→ **GOAL**
Output a single figure: the number of lines in which the word "CANYON" appears.

→ **DATA SUPPLIED**
++++
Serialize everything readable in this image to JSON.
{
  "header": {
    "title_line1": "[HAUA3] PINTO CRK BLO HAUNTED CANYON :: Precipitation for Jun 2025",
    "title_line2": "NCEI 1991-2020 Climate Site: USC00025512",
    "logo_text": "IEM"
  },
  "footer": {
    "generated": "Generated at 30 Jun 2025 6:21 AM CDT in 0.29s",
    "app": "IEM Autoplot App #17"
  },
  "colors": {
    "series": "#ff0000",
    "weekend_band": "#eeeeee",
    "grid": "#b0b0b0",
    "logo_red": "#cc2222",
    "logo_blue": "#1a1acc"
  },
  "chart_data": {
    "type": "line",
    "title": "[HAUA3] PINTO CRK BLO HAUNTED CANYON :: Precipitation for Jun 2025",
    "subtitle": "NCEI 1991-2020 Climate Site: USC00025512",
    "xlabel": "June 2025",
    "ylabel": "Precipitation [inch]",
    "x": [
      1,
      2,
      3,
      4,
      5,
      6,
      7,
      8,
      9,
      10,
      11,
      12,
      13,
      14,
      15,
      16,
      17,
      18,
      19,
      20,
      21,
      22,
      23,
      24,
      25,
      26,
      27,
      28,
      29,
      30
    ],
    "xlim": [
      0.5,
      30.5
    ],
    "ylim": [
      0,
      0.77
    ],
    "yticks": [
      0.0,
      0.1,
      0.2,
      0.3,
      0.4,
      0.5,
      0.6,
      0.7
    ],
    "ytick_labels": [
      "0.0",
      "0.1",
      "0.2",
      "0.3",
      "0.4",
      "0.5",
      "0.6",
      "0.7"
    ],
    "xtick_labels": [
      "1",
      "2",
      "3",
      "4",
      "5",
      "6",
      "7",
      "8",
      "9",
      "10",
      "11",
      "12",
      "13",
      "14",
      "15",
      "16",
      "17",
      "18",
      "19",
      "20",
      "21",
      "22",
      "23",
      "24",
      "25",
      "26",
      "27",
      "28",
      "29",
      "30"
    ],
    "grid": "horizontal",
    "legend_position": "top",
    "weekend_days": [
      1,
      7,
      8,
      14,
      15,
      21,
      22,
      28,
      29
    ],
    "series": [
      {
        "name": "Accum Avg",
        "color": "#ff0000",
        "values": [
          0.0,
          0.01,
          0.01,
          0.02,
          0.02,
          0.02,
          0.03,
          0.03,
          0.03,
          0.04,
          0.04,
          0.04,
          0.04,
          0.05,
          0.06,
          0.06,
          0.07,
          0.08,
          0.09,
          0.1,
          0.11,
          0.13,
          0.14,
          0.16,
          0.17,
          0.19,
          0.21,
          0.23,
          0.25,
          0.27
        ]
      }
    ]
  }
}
++++
→ **REPLY**
2